--- REQUIRED TASK ---
Quote the listing below in its entirety.

--- TASK INPUT ---

· · ·

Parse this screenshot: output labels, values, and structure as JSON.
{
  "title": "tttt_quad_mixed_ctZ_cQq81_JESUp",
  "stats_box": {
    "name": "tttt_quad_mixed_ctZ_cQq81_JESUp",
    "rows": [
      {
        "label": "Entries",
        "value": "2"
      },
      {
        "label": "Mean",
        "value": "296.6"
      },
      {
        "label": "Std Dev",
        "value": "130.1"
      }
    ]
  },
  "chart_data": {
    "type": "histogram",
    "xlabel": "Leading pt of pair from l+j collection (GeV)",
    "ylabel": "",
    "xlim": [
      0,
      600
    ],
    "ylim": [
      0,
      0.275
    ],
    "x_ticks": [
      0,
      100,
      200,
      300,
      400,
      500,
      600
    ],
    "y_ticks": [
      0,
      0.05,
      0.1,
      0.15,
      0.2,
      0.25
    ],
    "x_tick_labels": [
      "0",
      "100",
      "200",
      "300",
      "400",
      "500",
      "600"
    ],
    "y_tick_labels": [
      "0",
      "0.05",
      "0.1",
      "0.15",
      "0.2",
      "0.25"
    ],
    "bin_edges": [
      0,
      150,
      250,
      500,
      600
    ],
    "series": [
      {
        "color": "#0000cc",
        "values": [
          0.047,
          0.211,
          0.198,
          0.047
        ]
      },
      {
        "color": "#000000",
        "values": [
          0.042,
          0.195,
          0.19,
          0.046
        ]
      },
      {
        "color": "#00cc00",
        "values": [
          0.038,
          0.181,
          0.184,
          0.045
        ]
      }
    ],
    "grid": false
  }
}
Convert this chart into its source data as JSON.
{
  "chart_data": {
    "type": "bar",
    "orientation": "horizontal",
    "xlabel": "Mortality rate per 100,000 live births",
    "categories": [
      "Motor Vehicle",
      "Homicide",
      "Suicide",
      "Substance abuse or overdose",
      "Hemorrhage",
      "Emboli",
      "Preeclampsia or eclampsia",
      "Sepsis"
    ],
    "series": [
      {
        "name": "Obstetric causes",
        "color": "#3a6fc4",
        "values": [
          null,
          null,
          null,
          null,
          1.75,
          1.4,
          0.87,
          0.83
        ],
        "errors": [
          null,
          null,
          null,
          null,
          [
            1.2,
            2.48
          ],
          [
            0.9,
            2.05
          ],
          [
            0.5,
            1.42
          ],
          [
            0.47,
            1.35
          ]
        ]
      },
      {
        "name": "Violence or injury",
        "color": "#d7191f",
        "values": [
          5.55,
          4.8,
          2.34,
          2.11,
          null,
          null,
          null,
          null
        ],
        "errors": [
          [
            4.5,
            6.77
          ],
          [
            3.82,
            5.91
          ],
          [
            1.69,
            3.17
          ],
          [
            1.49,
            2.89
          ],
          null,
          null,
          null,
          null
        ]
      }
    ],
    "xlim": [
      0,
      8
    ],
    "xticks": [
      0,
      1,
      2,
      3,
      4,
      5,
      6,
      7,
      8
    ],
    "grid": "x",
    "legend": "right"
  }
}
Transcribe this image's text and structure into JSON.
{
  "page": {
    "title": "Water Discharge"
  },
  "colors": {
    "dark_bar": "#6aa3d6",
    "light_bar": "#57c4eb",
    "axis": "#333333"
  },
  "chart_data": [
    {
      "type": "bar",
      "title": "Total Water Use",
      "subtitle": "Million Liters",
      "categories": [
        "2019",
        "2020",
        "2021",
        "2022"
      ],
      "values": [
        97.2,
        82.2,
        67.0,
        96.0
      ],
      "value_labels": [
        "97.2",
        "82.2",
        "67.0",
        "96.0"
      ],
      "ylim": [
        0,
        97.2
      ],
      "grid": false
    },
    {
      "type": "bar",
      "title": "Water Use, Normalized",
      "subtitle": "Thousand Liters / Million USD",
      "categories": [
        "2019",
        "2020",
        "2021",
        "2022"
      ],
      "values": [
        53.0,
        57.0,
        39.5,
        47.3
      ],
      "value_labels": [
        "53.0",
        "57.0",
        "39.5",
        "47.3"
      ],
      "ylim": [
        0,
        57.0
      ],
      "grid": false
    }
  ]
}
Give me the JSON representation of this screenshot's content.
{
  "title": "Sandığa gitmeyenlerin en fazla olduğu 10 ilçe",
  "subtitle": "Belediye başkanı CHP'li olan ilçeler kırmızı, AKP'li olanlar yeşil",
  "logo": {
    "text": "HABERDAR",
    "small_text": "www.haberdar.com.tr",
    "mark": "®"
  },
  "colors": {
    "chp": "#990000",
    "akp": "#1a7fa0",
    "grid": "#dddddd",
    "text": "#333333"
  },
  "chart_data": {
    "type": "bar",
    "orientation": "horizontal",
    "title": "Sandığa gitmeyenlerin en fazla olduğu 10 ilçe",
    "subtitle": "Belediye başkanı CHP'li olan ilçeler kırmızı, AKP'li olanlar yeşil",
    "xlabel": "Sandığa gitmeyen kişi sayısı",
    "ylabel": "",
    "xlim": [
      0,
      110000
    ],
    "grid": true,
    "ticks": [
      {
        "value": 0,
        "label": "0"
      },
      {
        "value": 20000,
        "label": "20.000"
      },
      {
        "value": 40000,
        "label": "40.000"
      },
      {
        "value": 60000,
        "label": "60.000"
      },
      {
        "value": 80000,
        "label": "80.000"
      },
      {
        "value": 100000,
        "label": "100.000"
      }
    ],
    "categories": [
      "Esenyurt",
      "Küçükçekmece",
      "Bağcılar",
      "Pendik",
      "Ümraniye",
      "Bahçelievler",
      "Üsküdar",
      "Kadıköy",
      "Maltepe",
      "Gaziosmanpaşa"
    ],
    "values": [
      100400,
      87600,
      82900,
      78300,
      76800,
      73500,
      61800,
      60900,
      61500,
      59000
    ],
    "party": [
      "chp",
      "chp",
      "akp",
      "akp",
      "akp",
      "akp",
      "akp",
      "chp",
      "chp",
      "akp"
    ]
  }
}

· · ·

--- REPLY ---
Parse this screenshot: output labels, values, and structure as JSON.
{
  "title": "tttt_quad_mixed_ctZ_cQq81_JESUp",
  "stats_box": {
    "name": "tttt_quad_mixed_ctZ_cQq81_JESUp",
    "rows": [
      {
        "label": "Entries",
        "value": "2"
      },
      {
        "label": "Mean",
        "value": "296.6"
      },
      {
        "label": "Std Dev",
        "value": "130.1"
      }
    ]
  },
  "chart_data": {
    "type": "histogram",
    "xlabel": "Leading pt of pair from l+j collection (GeV)",
    "ylabel": "",
    "xlim": [
      0,
      600
    ],
    "ylim": [
      0,
      0.275
    ],
    "x_ticks": [
      0,
      100,
      200,
      300,
      400,
      500,
      600
    ],
    "y_ticks": [
      0,
      0.05,
      0.1,
      0.15,
      0.2,
      0.25
    ],
    "x_tick_labels": [
      "0",
      "100",
      "200",
      "300",
      "400",
      "500",
      "600"
    ],
    "y_tick_labels": [
      "0",
      "0.05",
      "0.1",
      "0.15",
      "0.2",
      "0.25"
    ],
    "bin_edges": [
      0,
      150,
      250,
      500,
      600
    ],
    "series": [
      {
        "color": "#0000cc",
        "values": [
          0.047,
          0.211,
          0.198,
          0.047
        ]
      },
      {
        "color": "#000000",
        "values": [
          0.042,
          0.195,
          0.19,
          0.046
        ]
      },
      {
        "color": "#00cc00",
        "values": [
          0.038,
          0.181,
          0.184,
          0.045
        ]
      }
    ],
    "grid": false
  }
}
Convert this chart into its source data as JSON.
{
  "chart_data": {
    "type": "bar",
    "orientation": "horizontal",
    "xlabel": "Mortality rate per 100,000 live births",
    "categories": [
      "Motor Vehicle",
      "Homicide",
      "Suicide",
      "Substance abuse or overdose",
      "Hemorrhage",
      "Emboli",
      "Preeclampsia or eclampsia",
      "Sepsis"
    ],
    "series": [
      {
        "name": "Obstetric causes",
        "color": "#3a6fc4",
        "values": [
          null,
          null,
          null,
          null,
          1.75,
          1.4,
          0.87,
          0.83
        ],
        "errors": [
          null,
          null,
          null,
          null,
          [
            1.2,
            2.48
          ],
          [
            0.9,
            2.05
          ],
          [
            0.5,
            1.42
          ],
          [
            0.47,
            1.35
          ]
        ]
      },
      {
        "name": "Violence or injury",
        "color": "#d7191f",
        "values": [
          5.55,
          4.8,
          2.34,
          2.11,
          null,
          null,
          null,
          null
        ],
        "errors": [
          [
            4.5,
            6.77
          ],
          [
            3.82,
            5.91
          ],
          [
            1.69,
            3.17
          ],
          [
            1.49,
            2.89
          ],
          null,
          null,
          null,
          null
        ]
      }
    ],
    "xlim": [
      0,
      8
    ],
    "xticks": [
      0,
      1,
      2,
      3,
      4,
      5,
      6,
      7,
      8
    ],
    "grid": "x",
    "legend": "right"
  }
}
Transcribe this image's text and structure into JSON.
{
  "page": {
    "title": "Water Discharge"
  },
  "colors": {
    "dark_bar": "#6aa3d6",
    "light_bar": "#57c4eb",
    "axis": "#333333"
  },
  "chart_data": [
    {
      "type": "bar",
      "title": "Total Water Use",
      "subtitle": "Million Liters",
      "categories": [
        "2019",
        "2020",
        "2021",
        "2022"
      ],
      "values": [
        97.2,
        82.2,
        67.0,
        96.0
      ],
      "value_labels": [
        "97.2",
        "82.2",
        "67.0",
        "96.0"
      ],
      "ylim": [
        0,
        97.2
      ],
      "grid": false
    },
    {
      "type": "bar",
      "title": "Water Use, Normalized",
      "subtitle": "Thousand Liters / Million USD",
      "categories": [
        "2019",
        "2020",
        "2021",
        "2022"
      ],
      "values": [
        53.0,
        57.0,
        39.5,
        47.3
      ],
      "value_labels": [
        "53.0",
        "57.0",
        "39.5",
        "47.3"
      ],
      "ylim": [
        0,
        57.0
      ],
      "grid": false
    }
  ]
}
Give me the JSON representation of this screenshot's content.
{
  "title": "Sandığa gitmeyenlerin en fazla olduğu 10 ilçe",
  "subtitle": "Belediye başkanı CHP'li olan ilçeler kırmızı, AKP'li olanlar yeşil",
  "logo": {
    "text": "HABERDAR",
    "small_text": "www.haberdar.com.tr",
    "mark": "®"
  },
  "colors": {
    "chp": "#990000",
    "akp": "#1a7fa0",
    "grid": "#dddddd",
    "text": "#333333"
  },
  "chart_data": {
    "type": "bar",
    "orientation": "horizontal",
    "title": "Sandığa gitmeyenlerin en fazla olduğu 10 ilçe",
    "subtitle": "Belediye başkanı CHP'li olan ilçeler kırmızı, AKP'li olanlar yeşil",
    "xlabel": "Sandığa gitmeyen kişi sayısı",
    "ylabel": "",
    "xlim": [
      0,
      110000
    ],
    "grid": true,
    "ticks": [
      {
        "value": 0,
        "label": "0"
      },
      {
        "value": 20000,
        "label": "20.000"
      },
      {
        "value": 40000,
        "label": "40.000"
      },
      {
        "value": 60000,
        "label": "60.000"
      },
      {
        "value": 80000,
        "label": "80.000"
      },
      {
        "value": 100000,
        "label": "100.000"
      }
    ],
    "categories": [
      "Esenyurt",
      "Küçükçekmece",
      "Bağcılar",
      "Pendik",
      "Ümraniye",
      "Bahçelievler",
      "Üsküdar",
      "Kadıköy",
      "Maltepe",
      "Gaziosmanpaşa"
    ],
    "values": [
      100400,
      87600,
      82900,
      78300,
      76800,
      73500,
      61800,
      60900,
      61500,
      59000
    ],
    "party": [
      "chp",
      "chp",
      "akp",
      "akp",
      "akp",
      "akp",
      "akp",
      "chp",
      "chp",
      "akp"
    ]
  }
}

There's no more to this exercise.